Records from a dataset
┌──
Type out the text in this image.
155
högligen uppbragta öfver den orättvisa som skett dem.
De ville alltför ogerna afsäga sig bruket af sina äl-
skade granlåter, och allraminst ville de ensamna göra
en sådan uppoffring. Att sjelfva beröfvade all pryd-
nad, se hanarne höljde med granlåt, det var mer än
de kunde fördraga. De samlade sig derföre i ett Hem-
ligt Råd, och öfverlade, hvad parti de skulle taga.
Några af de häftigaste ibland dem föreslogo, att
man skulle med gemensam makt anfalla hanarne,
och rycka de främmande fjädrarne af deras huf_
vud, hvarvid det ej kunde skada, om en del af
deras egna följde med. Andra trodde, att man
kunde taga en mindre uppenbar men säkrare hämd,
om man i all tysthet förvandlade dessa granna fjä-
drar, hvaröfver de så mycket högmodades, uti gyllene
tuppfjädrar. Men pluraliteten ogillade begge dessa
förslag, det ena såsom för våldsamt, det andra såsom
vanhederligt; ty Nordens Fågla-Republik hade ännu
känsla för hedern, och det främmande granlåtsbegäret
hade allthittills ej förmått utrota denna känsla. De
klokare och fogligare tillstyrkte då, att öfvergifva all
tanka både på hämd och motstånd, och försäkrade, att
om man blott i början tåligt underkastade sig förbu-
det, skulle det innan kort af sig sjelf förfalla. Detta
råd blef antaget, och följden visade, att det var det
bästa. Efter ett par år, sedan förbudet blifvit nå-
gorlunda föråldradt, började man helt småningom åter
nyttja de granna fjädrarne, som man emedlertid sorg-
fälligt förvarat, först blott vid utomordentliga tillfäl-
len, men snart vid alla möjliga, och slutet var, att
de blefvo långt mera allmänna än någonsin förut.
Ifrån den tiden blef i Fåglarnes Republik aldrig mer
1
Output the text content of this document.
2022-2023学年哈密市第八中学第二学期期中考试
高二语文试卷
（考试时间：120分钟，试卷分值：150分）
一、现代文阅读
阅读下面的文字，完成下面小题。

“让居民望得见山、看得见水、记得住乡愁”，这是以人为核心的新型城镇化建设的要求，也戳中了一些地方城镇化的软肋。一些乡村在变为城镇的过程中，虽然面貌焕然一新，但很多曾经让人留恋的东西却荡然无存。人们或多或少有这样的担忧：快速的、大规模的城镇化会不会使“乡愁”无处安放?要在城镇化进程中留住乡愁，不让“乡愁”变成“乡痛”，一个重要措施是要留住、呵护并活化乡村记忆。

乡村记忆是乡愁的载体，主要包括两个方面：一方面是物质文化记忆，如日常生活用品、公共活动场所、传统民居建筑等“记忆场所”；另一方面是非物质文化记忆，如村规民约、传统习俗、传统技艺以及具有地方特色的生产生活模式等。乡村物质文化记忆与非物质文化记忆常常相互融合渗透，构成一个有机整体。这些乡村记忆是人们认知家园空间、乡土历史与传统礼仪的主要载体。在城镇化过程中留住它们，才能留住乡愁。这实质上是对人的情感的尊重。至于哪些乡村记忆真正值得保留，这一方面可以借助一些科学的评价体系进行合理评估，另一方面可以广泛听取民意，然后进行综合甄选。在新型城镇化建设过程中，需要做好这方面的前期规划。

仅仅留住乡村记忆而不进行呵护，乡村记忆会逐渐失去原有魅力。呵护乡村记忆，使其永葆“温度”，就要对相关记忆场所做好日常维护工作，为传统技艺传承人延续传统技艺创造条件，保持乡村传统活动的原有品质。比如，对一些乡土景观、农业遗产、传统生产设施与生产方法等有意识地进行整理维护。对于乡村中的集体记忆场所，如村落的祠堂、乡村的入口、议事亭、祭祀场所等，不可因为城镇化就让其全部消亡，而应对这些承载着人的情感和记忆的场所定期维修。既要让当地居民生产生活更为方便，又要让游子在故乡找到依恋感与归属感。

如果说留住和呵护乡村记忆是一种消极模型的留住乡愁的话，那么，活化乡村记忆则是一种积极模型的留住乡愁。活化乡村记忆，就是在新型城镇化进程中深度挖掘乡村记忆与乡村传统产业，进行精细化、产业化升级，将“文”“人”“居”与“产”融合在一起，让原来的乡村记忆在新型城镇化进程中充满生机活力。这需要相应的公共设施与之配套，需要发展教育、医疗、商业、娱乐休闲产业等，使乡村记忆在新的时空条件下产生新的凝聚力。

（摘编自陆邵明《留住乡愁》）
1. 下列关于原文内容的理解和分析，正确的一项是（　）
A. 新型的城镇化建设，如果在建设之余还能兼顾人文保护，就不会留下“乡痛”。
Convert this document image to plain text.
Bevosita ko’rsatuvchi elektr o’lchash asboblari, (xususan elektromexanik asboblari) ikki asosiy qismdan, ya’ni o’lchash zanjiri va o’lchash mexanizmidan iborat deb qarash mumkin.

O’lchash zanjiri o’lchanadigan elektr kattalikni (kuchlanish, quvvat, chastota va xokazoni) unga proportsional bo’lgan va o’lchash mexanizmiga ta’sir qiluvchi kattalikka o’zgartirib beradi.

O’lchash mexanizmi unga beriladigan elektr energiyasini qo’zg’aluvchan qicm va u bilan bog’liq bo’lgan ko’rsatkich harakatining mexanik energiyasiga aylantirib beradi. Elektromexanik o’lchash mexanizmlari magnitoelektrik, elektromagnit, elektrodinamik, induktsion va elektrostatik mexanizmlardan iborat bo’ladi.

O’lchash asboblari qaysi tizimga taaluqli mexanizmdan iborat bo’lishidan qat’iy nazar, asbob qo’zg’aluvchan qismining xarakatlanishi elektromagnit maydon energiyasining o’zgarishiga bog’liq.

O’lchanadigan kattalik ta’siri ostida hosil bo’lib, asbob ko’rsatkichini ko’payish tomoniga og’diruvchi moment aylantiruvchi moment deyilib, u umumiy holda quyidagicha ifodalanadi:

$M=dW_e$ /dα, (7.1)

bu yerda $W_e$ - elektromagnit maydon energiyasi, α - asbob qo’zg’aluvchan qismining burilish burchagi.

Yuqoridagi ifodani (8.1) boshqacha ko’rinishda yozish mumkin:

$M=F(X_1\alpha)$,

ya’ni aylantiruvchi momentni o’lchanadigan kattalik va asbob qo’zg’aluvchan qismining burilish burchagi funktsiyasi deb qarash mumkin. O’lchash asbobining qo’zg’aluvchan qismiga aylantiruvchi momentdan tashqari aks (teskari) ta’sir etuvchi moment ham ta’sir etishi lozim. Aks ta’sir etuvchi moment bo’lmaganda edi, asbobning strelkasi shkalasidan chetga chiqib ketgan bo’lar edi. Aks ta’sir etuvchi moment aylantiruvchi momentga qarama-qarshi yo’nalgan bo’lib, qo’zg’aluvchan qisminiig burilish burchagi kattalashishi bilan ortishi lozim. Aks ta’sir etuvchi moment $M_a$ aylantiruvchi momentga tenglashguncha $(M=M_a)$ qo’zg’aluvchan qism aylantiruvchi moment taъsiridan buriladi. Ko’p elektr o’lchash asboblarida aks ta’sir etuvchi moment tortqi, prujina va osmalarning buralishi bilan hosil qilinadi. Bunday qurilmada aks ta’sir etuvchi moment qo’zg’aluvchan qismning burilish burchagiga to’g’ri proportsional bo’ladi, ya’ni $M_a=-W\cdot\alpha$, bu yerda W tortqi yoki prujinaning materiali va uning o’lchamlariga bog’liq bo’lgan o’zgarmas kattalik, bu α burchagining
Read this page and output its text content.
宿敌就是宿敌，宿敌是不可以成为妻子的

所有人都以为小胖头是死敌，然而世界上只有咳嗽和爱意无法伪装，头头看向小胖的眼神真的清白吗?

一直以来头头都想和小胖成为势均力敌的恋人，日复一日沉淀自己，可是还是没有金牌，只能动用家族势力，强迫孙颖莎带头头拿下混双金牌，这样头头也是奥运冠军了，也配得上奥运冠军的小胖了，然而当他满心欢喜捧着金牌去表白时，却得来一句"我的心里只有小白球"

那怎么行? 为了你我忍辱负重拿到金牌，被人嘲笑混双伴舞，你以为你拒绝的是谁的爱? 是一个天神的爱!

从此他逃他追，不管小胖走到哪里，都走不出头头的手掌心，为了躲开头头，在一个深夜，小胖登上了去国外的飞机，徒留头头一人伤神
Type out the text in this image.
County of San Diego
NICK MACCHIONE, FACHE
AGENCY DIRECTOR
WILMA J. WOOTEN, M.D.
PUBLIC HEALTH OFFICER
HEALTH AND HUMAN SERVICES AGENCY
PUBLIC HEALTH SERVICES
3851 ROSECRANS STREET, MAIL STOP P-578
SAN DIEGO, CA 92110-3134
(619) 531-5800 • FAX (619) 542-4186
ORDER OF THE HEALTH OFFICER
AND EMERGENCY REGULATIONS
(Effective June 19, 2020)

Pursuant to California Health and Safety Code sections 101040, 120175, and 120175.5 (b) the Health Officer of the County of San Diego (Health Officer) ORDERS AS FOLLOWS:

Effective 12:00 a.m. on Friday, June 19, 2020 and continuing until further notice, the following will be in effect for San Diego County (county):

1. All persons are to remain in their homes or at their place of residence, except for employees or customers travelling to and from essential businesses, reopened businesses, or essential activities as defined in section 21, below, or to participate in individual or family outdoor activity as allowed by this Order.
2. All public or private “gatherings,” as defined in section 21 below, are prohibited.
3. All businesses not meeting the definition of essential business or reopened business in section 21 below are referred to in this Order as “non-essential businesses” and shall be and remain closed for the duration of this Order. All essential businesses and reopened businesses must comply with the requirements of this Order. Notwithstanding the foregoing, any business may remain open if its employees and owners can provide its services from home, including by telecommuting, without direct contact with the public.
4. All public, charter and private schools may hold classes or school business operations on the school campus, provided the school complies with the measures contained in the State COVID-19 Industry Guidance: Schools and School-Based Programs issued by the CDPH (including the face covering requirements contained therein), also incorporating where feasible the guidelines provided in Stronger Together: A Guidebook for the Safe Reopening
└──
● SET PROBLEM:
Locate the lines above that contain "dessa" and copy them.

● THE COMPLETED TASK:
om man i all tysthet förvandlade dessa granna fjä-
tuppfjädrar. Men pluraliteten ogillade begge dessa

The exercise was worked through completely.